■ **MATERIAL TO PROCESS**

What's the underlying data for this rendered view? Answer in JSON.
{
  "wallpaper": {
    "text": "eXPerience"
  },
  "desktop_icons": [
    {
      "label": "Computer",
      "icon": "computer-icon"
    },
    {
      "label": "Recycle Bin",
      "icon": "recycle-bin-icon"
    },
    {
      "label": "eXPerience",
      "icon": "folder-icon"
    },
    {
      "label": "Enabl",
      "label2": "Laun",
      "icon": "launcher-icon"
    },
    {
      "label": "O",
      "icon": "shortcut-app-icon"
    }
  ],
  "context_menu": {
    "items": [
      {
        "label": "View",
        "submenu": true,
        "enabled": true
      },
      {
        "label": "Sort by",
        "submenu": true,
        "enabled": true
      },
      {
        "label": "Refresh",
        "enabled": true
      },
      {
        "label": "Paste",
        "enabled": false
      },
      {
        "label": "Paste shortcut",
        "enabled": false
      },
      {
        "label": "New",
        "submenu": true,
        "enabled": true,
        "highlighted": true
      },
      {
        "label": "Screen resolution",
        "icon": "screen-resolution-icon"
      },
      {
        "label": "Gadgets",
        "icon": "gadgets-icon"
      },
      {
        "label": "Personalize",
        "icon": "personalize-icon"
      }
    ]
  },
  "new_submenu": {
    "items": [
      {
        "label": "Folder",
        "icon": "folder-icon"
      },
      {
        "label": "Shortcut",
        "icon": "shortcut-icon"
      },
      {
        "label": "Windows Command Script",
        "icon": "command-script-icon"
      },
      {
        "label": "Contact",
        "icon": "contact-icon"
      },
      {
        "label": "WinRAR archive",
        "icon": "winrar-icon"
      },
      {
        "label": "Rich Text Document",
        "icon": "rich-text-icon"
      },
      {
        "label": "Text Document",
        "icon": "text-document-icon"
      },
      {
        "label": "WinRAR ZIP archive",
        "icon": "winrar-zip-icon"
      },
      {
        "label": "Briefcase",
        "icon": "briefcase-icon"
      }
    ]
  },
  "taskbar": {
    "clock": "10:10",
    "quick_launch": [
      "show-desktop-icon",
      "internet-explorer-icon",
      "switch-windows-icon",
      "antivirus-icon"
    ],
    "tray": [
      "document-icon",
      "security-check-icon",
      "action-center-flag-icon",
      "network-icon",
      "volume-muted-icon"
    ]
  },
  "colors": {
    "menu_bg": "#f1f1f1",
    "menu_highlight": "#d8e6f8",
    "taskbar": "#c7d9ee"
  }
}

■ **WORK TASK**
Repeat the listing in its entirety, keeping each line as it is.

■ **ANSWER TO THE EXERCISE**
What's the underlying data for this rendered view? Answer in JSON.
{
  "wallpaper": {
    "text": "eXPerience"
  },
  "desktop_icons": [
    {
      "label": "Computer",
      "icon": "computer-icon"
    },
    {
      "label": "Recycle Bin",
      "icon": "recycle-bin-icon"
    },
    {
      "label": "eXPerience",
      "icon": "folder-icon"
    },
    {
      "label": "Enabl",
      "label2": "Laun",
      "icon": "launcher-icon"
    },
    {
      "label": "O",
      "icon": "shortcut-app-icon"
    }
  ],
  "context_menu": {
    "items": [
      {
        "label": "View",
        "submenu": true,
        "enabled": true
      },
      {
        "label": "Sort by",
        "submenu": true,
        "enabled": true
      },
      {
        "label": "Refresh",
        "enabled": true
      },
      {
        "label": "Paste",
        "enabled": false
      },
      {
        "label": "Paste shortcut",
        "enabled": false
      },
      {
        "label": "New",
        "submenu": true,
        "enabled": true,
        "highlighted": true
      },
      {
        "label": "Screen resolution",
        "icon": "screen-resolution-icon"
      },
      {
        "label": "Gadgets",
        "icon": "gadgets-icon"
      },
      {
        "label": "Personalize",
        "icon": "personalize-icon"
      }
    ]
  },
  "new_submenu": {
    "items": [
      {
        "label": "Folder",
        "icon": "folder-icon"
      },
      {
        "label": "Shortcut",
        "icon": "shortcut-icon"
      },
      {
        "label": "Windows Command Script",
        "icon": "command-script-icon"
      },
      {
        "label": "Contact",
        "icon": "contact-icon"
      },
      {
        "label": "WinRAR archive",
        "icon": "winrar-icon"
      },
      {
        "label": "Rich Text Document",
        "icon": "rich-text-icon"
      },
      {
        "label": "Text Document",
        "icon": "text-document-icon"
      },
      {
        "label": "WinRAR ZIP archive",
        "icon": "winrar-zip-icon"
      },
      {
        "label": "Briefcase",
        "icon": "briefcase-icon"
      }
    ]
  },
  "taskbar": {
    "clock": "10:10",
    "quick_launch": [
      "show-desktop-icon",
      "internet-explorer-icon",
      "switch-windows-icon",
      "antivirus-icon"
    ],
    "tray": [
      "document-icon",
      "security-check-icon",
      "action-center-flag-icon",
      "network-icon",
      "volume-muted-icon"
    ]
  },
  "colors": {
    "menu_bg": "#f1f1f1",
    "menu_highlight": "#d8e6f8",
    "taskbar": "#c7d9ee"
  }
}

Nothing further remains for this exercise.